==== RECORD SET ====
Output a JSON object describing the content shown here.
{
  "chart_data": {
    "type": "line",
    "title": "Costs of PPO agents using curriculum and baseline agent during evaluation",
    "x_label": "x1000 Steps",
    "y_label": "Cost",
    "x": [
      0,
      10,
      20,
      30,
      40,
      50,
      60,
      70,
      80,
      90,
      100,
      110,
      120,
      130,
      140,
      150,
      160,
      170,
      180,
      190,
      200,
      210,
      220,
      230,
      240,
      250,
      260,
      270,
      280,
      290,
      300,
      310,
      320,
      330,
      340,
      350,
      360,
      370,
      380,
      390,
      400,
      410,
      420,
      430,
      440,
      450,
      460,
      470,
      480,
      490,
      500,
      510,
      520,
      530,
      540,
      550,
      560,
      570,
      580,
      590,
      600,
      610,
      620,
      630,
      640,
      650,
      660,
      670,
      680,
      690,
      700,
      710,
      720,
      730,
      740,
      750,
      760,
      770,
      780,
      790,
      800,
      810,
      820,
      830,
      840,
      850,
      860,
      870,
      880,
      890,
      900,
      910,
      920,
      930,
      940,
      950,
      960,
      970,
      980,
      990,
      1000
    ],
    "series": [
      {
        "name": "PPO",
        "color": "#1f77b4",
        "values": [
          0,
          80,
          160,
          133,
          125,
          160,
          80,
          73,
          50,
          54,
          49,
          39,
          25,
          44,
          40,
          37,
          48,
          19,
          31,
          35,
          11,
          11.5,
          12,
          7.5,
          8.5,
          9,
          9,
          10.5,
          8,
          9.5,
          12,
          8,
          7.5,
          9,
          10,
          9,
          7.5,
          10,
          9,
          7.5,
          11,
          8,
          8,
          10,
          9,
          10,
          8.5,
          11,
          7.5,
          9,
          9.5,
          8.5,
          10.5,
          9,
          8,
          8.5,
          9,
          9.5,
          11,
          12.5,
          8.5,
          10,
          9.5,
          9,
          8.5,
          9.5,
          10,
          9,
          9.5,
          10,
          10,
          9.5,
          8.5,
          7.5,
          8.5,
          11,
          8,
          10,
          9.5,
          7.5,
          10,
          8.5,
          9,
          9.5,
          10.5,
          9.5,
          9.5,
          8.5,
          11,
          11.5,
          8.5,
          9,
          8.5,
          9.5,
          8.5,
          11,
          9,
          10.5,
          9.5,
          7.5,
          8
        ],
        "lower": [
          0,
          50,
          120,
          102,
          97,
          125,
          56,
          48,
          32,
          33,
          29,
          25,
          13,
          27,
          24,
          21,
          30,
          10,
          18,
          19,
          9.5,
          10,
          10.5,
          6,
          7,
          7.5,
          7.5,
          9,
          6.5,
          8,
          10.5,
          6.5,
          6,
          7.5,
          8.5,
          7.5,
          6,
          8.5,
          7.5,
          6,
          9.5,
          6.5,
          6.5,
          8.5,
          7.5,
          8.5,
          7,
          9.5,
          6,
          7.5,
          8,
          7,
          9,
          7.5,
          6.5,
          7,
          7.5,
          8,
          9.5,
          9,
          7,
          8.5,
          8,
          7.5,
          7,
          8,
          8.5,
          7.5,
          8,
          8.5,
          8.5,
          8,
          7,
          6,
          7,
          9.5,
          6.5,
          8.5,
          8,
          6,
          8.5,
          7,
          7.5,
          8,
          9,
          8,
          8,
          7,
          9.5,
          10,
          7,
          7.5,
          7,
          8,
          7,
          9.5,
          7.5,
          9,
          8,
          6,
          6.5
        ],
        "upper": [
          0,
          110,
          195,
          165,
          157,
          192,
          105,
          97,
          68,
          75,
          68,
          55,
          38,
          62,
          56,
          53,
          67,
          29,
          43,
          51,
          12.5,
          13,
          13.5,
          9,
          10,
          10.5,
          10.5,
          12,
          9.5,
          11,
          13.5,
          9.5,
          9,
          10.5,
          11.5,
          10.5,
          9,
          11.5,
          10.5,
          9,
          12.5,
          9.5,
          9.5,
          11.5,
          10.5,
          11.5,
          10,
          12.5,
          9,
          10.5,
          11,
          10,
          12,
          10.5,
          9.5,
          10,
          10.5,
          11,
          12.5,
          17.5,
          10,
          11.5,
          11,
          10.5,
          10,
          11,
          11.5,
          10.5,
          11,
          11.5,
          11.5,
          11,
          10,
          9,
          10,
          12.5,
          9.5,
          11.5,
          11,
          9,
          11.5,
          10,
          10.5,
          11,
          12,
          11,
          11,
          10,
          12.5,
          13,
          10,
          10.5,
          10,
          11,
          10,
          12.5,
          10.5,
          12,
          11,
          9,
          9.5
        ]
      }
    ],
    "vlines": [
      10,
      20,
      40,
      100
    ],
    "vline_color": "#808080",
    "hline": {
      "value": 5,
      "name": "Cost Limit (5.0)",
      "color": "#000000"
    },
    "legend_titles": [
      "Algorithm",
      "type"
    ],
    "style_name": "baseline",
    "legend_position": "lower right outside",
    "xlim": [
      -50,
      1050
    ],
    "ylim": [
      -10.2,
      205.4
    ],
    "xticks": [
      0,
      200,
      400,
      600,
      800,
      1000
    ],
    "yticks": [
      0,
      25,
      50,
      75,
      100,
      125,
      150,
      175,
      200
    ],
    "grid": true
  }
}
====
TASK TO COMPLETE: Repeat every entry exactly as written above.

EXERCISE RESPONSE:
Output a JSON object describing the content shown here.
{
  "chart_data": {
    "type": "line",
    "title": "Costs of PPO agents using curriculum and baseline agent during evaluation",
    "x_label": "x1000 Steps",
    "y_label": "Cost",
    "x": [
      0,
      10,
      20,
      30,
      40,
      50,
      60,
      70,
      80,
      90,
      100,
      110,
      120,
      130,
      140,
      150,
      160,
      170,
      180,
      190,
      200,
      210,
      220,
      230,
      240,
      250,
      260,
      270,
      280,
      290,
      300,
      310,
      320,
      330,
      340,
      350,
      360,
      370,
      380,
      390,
      400,
      410,
      420,
      430,
      440,
      450,
      460,
      470,
      480,
      490,
      500,
      510,
      520,
      530,
      540,
      550,
      560,
      570,
      580,
      590,
      600,
      610,
      620,
      630,
      640,
      650,
      660,
      670,
      680,
      690,
      700,
      710,
      720,
      730,
      740,
      750,
      760,
      770,
      780,
      790,
      800,
      810,
      820,
      830,
      840,
      850,
      860,
      870,
      880,
      890,
      900,
      910,
      920,
      930,
      940,
      950,
      960,
      970,
      980,
      990,
      1000
    ],
    "series": [
      {
        "name": "PPO",
        "color": "#1f77b4",
        "values": [
          0,
          80,
          160,
          133,
          125,
          160,
          80,
          73,
          50,
          54,
          49,
          39,
          25,
          44,
          40,
          37,
          48,
          19,
          31,
          35,
          11,
          11.5,
          12,
          7.5,
          8.5,
          9,
          9,
          10.5,
          8,
          9.5,
          12,
          8,
          7.5,
          9,
          10,
          9,
          7.5,
          10,
          9,
          7.5,
          11,
          8,
          8,
          10,
          9,
          10,
          8.5,
          11,
          7.5,
          9,
          9.5,
          8.5,
          10.5,
          9,
          8,
          8.5,
          9,
          9.5,
          11,
          12.5,
          8.5,
          10,
          9.5,
          9,
          8.5,
          9.5,
          10,
          9,
          9.5,
          10,
          10,
          9.5,
          8.5,
          7.5,
          8.5,
          11,
          8,
          10,
          9.5,
          7.5,
          10,
          8.5,
          9,
          9.5,
          10.5,
          9.5,
          9.5,
          8.5,
          11,
          11.5,
          8.5,
          9,
          8.5,
          9.5,
          8.5,
          11,
          9,
          10.5,
          9.5,
          7.5,
          8
        ],
        "lower": [
          0,
          50,
          120,
          102,
          97,
          125,
          56,
          48,
          32,
          33,
          29,
          25,
          13,
          27,
          24,
          21,
          30,
          10,
          18,
          19,
          9.5,
          10,
          10.5,
          6,
          7,
          7.5,
          7.5,
          9,
          6.5,
          8,
          10.5,
          6.5,
          6,
          7.5,
          8.5,
          7.5,
          6,
          8.5,
          7.5,
          6,
          9.5,
          6.5,
          6.5,
          8.5,
          7.5,
          8.5,
          7,
          9.5,
          6,
          7.5,
          8,
          7,
          9,
          7.5,
          6.5,
          7,
          7.5,
          8,
          9.5,
          9,
          7,
          8.5,
          8,
          7.5,
          7,
          8,
          8.5,
          7.5,
          8,
          8.5,
          8.5,
          8,
          7,
          6,
          7,
          9.5,
          6.5,
          8.5,
          8,
          6,
          8.5,
          7,
          7.5,
          8,
          9,
          8,
          8,
          7,
          9.5,
          10,
          7,
          7.5,
          7,
          8,
          7,
          9.5,
          7.5,
          9,
          8,
          6,
          6.5
        ],
        "upper": [
          0,
          110,
          195,
          165,
          157,
          192,
          105,
          97,
          68,
          75,
          68,
          55,
          38,
          62,
          56,
          53,
          67,
          29,
          43,
          51,
          12.5,
          13,
          13.5,
          9,
          10,
          10.5,
          10.5,
          12,
          9.5,
          11,
          13.5,
          9.5,
          9,
          10.5,
          11.5,
          10.5,
          9,
          11.5,
          10.5,
          9,
          12.5,
          9.5,
          9.5,
          11.5,
          10.5,
          11.5,
          10,
          12.5,
          9,
          10.5,
          11,
          10,
          12,
          10.5,
          9.5,
          10,
          10.5,
          11,
          12.5,
          17.5,
          10,
          11.5,
          11,
          10.5,
          10,
          11,
          11.5,
          10.5,
          11,
          11.5,
          11.5,
          11,
          10,
          9,
          10,
          12.5,
          9.5,
          11.5,
          11,
          9,
          11.5,
          10,
          10.5,
          11,
          12,
          11,
          11,
          10,
          12.5,
          13,
          10,
          10.5,
          10,
          11,
          10,
          12.5,
          10.5,
          12,
          11,
          9,
          9.5
        ]
      }
    ],
    "vlines": [
      10,
      20,
      40,
      100
    ],
    "vline_color": "#808080",
    "hline": {
      "value": 5,
      "name": "Cost Limit (5.0)",
      "color": "#000000"
    },
    "legend_titles": [
      "Algorithm",
      "type"
    ],
    "style_name": "baseline",
    "legend_position": "lower right outside",
    "xlim": [
      -50,
      1050
    ],
    "ylim": [
      -10.2,
      205.4
    ],
    "xticks": [
      0,
      200,
      400,
      600,
      800,
      1000
    ],
    "yticks": [
      0,
      25,
      50,
      75,
      100,
      125,
      150,
      175,
      200
    ],
    "grid": true
  }
}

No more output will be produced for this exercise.